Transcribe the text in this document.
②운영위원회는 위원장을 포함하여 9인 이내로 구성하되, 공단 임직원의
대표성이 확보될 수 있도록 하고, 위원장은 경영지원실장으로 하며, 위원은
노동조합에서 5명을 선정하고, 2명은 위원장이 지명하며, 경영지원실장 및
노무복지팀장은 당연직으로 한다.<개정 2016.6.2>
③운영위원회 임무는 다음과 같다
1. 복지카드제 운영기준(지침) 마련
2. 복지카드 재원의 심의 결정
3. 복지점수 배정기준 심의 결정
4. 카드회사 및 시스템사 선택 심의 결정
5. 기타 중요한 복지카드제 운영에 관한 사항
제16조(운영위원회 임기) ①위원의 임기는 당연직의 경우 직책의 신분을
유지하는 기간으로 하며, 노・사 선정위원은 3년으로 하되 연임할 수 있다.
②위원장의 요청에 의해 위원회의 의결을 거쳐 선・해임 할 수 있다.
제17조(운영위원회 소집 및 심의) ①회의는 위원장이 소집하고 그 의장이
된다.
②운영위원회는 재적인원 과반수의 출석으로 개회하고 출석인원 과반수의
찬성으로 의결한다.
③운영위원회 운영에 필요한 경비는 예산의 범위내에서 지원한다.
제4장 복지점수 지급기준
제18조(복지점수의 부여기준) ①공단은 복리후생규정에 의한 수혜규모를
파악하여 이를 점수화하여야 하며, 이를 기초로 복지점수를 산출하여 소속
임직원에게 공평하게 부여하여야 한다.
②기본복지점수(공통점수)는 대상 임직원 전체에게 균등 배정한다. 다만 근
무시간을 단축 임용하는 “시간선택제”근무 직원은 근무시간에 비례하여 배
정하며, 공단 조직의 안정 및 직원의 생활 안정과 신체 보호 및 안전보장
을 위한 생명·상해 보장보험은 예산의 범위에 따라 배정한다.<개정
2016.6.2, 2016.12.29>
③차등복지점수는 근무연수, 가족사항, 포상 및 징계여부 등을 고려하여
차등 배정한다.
━━━━━━━━━━━━━━━━━━━━━━━━━━━━━━
## [EXERCISE BRIEF]
Find every line that has "②운영위원회는" in it, then return those lines.

## [ANSWER TO THIS TASK]
②운영위원회는 위원장을 포함하여 9인 이내로 구성하되, 공단 임직원의
②운영위원회는 재적인원 과반수의 출석으로 개회하고 출석인원 과반수의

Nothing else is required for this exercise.